Your instructions | What lines of the data hold the string "color"? Pull each one out.

Given data |
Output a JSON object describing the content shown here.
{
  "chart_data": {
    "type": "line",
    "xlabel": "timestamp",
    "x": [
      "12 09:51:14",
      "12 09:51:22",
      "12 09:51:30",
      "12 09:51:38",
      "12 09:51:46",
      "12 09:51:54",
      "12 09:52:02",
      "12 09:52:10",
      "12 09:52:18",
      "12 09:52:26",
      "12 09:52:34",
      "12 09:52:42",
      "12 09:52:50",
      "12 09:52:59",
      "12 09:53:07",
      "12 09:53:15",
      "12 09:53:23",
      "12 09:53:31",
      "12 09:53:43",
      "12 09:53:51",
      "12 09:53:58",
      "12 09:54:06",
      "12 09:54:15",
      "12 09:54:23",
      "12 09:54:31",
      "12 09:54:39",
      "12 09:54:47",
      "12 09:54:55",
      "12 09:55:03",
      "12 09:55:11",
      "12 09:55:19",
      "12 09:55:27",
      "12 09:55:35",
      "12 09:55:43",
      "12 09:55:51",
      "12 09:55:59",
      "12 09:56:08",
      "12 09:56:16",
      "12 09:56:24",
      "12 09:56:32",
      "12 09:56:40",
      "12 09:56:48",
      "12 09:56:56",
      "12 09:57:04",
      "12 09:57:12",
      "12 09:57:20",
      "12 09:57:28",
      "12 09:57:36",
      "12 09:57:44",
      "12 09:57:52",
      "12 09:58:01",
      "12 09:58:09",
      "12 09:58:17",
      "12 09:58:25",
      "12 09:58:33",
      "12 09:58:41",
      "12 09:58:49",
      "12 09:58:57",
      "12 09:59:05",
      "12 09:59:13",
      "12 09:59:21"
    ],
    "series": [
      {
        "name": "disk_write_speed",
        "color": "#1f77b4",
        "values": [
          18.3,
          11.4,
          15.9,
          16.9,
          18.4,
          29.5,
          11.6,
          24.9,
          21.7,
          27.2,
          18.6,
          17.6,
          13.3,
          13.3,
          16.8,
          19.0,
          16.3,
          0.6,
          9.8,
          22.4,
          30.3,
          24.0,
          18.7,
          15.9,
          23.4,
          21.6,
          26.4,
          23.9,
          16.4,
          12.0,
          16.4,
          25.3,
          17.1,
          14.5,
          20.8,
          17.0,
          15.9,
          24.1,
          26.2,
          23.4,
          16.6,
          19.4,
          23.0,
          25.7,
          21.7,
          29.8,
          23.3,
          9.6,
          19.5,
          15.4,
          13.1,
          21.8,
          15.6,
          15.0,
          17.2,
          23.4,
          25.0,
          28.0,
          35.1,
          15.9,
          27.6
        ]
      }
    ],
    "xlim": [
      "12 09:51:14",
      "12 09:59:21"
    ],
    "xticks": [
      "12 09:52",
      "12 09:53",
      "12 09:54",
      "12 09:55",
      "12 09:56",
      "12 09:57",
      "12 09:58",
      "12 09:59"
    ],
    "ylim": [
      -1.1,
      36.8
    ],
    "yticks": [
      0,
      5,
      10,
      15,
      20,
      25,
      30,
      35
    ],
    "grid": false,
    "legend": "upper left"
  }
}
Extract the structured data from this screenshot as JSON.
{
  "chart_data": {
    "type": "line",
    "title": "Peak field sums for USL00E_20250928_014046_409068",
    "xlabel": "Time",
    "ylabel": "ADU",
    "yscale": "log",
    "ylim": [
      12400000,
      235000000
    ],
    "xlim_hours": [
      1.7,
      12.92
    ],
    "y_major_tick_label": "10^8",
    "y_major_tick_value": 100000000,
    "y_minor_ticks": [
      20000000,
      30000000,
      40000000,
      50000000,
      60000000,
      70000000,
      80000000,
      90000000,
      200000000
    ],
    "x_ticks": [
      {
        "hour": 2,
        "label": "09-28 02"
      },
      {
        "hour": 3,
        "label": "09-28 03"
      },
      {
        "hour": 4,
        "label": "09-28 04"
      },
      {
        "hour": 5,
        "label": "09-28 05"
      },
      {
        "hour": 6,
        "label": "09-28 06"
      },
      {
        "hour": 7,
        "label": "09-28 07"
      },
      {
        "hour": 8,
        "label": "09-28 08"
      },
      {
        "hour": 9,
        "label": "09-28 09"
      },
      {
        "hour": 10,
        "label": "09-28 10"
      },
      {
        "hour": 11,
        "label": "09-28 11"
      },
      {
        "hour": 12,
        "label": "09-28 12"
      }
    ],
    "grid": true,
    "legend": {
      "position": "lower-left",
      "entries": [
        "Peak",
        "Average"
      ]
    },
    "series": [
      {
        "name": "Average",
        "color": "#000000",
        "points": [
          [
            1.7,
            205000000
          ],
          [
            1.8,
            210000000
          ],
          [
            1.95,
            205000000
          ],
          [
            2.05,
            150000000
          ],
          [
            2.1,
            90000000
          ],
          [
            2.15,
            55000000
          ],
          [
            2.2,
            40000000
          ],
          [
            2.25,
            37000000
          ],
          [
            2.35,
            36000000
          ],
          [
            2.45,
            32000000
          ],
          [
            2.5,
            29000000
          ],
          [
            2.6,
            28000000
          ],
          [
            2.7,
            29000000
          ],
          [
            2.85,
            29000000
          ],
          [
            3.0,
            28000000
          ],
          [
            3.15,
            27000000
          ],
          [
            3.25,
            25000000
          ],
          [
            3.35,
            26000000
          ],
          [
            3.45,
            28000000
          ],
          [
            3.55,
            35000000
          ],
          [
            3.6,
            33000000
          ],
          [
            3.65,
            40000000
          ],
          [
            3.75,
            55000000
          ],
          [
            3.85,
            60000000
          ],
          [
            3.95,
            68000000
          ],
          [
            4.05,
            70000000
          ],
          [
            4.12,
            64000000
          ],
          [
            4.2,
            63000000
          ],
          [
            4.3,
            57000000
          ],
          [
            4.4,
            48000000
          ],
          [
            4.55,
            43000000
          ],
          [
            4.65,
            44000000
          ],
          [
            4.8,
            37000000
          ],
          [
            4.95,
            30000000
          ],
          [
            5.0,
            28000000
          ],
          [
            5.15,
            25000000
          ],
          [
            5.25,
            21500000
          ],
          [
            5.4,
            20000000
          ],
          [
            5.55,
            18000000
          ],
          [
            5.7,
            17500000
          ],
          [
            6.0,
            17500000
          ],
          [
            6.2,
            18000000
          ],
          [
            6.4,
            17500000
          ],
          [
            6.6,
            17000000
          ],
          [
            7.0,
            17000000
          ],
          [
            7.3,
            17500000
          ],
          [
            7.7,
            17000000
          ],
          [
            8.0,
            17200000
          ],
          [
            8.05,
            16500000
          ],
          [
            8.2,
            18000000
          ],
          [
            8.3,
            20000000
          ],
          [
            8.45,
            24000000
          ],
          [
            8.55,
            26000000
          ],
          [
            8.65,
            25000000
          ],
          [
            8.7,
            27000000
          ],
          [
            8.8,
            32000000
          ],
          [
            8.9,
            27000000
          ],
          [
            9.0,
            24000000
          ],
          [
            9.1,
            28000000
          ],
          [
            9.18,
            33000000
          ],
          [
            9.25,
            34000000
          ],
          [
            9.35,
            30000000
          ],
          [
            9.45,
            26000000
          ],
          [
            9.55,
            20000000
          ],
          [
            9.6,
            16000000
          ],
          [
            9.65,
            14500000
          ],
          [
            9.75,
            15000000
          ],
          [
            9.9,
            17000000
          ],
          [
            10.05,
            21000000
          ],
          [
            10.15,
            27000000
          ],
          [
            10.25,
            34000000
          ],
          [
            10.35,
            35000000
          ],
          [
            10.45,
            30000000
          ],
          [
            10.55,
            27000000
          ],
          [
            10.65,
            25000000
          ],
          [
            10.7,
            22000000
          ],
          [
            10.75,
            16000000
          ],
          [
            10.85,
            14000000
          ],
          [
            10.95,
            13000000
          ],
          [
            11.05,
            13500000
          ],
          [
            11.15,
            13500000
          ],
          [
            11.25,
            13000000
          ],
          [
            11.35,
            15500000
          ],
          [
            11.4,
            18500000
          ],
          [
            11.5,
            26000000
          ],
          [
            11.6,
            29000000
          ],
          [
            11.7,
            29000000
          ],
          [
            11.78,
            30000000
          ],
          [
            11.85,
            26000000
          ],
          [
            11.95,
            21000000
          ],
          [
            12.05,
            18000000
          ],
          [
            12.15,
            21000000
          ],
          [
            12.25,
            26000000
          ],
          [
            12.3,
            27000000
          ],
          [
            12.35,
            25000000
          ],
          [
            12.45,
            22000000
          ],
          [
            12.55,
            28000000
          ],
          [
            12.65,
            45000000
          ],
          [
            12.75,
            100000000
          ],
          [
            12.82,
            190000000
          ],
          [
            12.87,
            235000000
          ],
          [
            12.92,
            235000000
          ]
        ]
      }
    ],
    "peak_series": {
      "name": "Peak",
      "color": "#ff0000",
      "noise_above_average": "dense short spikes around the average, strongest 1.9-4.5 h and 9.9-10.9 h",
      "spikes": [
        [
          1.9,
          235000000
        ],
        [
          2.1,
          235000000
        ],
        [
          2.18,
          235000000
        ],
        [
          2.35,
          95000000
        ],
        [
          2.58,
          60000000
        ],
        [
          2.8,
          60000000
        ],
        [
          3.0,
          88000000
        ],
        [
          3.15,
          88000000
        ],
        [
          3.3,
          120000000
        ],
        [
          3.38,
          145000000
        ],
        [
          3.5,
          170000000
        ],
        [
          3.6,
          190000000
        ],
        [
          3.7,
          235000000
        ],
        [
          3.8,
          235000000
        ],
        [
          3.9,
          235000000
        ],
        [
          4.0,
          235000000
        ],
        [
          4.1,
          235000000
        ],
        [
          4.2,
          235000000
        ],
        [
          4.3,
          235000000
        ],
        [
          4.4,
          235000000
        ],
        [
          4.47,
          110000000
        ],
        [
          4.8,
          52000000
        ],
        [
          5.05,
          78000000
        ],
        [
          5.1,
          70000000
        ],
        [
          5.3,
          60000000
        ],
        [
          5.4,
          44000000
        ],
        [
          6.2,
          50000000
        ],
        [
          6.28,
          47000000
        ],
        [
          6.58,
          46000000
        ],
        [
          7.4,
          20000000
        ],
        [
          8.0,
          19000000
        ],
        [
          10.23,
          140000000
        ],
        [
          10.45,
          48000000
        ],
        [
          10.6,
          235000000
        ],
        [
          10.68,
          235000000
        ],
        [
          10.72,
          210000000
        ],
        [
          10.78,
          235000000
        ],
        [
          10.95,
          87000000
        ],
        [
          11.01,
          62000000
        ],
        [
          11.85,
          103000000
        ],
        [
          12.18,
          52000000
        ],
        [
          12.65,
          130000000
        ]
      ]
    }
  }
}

Output |
        "color": "#1f77b4",
        "color": "#000000",
      "color": "#ff0000",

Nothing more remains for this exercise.